> [Prompt]: Show every line that has the string "ylabel" in it.

---*---

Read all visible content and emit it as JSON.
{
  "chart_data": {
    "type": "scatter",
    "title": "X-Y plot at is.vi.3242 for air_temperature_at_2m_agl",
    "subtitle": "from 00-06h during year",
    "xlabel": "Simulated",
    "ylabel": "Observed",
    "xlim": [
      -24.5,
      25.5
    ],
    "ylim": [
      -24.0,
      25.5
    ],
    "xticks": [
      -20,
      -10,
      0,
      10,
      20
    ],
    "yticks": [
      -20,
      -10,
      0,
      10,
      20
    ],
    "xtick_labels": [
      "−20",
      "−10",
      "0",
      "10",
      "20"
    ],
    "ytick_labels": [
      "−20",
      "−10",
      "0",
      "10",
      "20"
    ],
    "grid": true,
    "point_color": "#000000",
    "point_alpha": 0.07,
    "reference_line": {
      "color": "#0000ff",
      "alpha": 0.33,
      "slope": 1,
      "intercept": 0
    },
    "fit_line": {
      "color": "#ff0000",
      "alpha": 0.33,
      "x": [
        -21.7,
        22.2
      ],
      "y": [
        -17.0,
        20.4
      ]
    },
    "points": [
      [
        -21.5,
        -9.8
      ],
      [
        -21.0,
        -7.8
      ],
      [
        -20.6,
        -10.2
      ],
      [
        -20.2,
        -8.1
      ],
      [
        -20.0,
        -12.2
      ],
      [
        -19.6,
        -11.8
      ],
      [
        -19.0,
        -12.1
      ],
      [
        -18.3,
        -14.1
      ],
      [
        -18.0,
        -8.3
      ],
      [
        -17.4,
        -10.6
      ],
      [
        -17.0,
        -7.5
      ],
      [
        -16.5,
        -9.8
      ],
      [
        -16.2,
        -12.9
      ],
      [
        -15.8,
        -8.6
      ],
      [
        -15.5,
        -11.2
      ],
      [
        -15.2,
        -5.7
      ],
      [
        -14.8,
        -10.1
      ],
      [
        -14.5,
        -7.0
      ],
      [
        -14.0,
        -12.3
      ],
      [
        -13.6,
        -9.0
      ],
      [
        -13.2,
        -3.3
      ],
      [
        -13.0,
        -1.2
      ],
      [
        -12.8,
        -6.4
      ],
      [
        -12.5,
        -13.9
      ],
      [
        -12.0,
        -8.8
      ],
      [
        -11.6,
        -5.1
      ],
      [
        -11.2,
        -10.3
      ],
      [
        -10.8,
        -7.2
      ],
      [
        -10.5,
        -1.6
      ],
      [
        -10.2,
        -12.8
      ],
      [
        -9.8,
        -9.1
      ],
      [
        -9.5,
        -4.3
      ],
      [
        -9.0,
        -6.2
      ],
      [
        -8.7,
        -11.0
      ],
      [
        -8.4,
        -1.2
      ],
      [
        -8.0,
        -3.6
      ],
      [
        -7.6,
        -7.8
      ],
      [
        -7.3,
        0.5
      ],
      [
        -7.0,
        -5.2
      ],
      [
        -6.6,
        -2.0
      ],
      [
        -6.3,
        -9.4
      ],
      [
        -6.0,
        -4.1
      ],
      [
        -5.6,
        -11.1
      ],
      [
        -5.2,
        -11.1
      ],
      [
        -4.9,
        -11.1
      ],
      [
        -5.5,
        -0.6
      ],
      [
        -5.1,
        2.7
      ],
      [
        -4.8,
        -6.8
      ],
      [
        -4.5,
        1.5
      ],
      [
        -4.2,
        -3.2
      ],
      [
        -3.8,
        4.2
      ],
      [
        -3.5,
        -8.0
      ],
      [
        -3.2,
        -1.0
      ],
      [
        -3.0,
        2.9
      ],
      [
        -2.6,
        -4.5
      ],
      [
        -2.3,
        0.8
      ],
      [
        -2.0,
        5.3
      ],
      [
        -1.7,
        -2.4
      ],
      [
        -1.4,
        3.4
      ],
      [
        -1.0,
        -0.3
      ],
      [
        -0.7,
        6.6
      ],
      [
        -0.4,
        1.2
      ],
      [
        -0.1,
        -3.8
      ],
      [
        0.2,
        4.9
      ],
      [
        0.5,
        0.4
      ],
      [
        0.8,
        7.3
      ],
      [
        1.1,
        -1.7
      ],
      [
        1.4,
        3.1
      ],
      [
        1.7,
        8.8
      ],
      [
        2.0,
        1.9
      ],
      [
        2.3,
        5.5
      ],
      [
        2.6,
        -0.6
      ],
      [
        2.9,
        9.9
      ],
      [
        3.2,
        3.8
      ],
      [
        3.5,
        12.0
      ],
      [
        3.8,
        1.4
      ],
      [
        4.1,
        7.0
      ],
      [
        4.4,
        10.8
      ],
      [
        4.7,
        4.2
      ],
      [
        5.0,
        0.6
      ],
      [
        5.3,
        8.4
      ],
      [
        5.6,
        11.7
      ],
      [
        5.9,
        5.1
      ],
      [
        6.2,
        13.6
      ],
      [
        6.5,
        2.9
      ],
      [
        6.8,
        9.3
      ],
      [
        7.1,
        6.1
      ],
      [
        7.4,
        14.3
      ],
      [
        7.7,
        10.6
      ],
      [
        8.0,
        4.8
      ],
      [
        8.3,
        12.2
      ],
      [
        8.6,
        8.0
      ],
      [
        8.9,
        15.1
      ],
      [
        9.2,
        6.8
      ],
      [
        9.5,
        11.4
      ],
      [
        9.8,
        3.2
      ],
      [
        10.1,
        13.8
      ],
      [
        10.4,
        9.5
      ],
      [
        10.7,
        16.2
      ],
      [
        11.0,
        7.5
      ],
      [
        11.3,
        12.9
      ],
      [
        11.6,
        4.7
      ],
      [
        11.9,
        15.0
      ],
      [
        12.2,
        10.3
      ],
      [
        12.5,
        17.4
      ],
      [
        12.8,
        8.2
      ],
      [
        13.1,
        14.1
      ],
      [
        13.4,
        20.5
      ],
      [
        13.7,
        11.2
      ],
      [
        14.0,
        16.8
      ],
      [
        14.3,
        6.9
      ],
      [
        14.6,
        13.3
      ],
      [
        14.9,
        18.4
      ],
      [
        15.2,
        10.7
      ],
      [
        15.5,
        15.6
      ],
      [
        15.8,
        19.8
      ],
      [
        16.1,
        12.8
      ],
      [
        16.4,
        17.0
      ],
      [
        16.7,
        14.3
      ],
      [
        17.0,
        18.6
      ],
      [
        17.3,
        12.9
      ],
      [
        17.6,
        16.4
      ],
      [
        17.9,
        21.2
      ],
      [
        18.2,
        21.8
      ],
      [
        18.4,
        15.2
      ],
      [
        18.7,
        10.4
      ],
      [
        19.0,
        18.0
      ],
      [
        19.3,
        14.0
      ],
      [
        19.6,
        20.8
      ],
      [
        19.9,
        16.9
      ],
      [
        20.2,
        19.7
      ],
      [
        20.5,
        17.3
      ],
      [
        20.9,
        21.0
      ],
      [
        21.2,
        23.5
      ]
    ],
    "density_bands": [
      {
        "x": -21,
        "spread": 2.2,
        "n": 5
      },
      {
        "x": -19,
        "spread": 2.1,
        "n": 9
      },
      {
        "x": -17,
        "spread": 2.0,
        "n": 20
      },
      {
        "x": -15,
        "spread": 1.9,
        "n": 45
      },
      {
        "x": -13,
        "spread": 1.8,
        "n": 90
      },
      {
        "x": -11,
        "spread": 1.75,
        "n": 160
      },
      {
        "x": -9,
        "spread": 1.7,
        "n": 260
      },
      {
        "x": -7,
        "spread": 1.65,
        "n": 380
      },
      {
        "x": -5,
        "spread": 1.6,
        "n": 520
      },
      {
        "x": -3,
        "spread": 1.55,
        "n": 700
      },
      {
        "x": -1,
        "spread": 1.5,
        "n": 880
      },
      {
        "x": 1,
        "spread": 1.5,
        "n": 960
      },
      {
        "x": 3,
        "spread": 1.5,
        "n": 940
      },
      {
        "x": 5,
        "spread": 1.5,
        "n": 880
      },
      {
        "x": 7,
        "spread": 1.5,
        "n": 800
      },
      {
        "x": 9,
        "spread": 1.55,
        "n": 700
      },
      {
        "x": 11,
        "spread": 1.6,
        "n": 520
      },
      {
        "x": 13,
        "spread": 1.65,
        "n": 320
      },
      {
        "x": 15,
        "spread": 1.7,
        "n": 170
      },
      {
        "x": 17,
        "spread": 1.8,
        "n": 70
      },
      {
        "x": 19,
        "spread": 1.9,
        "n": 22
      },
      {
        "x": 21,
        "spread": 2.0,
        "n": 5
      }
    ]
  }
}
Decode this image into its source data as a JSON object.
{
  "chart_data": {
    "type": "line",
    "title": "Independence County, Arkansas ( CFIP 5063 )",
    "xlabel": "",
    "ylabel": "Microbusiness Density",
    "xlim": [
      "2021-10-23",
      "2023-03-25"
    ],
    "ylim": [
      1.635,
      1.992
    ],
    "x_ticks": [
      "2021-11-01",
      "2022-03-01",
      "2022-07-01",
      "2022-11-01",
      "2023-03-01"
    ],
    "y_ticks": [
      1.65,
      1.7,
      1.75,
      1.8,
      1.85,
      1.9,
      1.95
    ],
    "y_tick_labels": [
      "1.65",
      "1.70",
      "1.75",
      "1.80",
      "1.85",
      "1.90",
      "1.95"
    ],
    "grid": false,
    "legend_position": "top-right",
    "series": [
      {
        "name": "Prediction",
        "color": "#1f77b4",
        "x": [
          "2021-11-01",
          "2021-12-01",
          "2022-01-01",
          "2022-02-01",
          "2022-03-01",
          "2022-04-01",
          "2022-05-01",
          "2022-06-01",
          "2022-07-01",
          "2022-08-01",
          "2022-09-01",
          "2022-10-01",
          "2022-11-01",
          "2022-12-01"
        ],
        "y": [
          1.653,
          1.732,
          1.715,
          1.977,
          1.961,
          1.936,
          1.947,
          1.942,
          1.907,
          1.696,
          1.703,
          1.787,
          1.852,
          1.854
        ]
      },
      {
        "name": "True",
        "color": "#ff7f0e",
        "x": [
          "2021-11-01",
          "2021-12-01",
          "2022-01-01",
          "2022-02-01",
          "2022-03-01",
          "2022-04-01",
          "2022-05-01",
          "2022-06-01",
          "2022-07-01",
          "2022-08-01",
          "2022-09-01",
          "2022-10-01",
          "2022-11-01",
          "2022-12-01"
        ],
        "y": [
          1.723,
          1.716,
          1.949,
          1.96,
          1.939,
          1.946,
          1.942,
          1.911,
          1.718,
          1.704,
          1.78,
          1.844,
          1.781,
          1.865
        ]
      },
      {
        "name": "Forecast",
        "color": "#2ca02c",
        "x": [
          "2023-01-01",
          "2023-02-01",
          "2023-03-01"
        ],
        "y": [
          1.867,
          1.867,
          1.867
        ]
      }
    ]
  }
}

---*---

> [Worked answer]:
    "ylabel": "Observed",
    "ylabel": "Microbusiness Density",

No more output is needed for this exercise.